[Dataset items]
^^^^
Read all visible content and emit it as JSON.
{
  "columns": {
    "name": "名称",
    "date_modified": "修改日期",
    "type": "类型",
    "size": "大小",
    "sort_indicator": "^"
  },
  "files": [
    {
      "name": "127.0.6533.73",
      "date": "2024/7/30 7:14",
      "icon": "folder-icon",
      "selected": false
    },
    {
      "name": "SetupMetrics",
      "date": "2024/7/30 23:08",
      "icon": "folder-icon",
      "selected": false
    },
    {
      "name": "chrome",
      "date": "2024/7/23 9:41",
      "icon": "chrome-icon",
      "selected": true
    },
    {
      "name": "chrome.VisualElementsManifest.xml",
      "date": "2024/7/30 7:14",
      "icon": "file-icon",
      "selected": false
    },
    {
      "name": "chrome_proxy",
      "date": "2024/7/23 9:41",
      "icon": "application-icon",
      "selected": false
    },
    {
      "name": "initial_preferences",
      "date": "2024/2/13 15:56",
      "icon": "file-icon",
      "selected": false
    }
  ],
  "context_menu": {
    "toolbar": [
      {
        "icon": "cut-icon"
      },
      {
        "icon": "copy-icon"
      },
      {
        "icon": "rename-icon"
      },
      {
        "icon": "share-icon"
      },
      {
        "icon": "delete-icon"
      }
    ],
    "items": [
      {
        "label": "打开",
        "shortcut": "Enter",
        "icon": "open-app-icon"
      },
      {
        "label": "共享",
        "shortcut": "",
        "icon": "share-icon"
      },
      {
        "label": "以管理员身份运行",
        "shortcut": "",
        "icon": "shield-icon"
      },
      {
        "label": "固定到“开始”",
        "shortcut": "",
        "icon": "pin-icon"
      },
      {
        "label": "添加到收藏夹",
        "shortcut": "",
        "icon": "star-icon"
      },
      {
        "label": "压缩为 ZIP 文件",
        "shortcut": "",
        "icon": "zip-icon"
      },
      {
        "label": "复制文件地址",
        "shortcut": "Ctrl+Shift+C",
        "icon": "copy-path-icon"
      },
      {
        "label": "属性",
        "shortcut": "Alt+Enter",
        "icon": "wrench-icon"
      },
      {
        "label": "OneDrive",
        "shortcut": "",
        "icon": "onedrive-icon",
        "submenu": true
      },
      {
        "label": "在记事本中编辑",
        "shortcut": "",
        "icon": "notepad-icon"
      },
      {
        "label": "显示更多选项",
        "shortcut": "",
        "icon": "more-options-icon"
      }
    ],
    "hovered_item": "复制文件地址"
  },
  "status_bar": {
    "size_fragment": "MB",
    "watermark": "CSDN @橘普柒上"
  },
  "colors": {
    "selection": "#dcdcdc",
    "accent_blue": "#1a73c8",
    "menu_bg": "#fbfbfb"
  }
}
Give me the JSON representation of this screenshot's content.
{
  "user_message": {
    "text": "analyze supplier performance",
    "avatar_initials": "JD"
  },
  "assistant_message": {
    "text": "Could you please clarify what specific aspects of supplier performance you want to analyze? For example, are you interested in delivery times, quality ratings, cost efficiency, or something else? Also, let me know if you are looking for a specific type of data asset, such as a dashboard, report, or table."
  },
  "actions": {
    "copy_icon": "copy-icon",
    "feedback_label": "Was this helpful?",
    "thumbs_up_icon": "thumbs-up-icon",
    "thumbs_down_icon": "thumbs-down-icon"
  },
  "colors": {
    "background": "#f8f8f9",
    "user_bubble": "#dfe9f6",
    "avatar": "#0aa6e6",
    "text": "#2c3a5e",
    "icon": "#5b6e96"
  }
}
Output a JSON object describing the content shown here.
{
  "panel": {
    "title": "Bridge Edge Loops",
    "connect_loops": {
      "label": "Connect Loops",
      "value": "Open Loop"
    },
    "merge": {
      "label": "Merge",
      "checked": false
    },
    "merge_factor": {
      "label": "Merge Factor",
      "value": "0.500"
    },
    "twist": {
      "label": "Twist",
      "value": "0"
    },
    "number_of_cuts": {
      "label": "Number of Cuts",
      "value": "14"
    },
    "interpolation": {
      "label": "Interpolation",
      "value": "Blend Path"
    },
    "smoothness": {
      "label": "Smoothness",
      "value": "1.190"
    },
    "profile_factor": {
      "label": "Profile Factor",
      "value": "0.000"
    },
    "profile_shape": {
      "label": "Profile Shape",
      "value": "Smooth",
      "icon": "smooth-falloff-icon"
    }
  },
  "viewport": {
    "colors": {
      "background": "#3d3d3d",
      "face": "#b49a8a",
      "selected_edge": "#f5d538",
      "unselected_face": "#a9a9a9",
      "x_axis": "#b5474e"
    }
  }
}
^^^^
* _EXERCISE OBJECTIVE_: State the count of lines in the data holding the word "value", adding nothing to it.

* _OUTPUT FOR THIS EXERCISE_: 8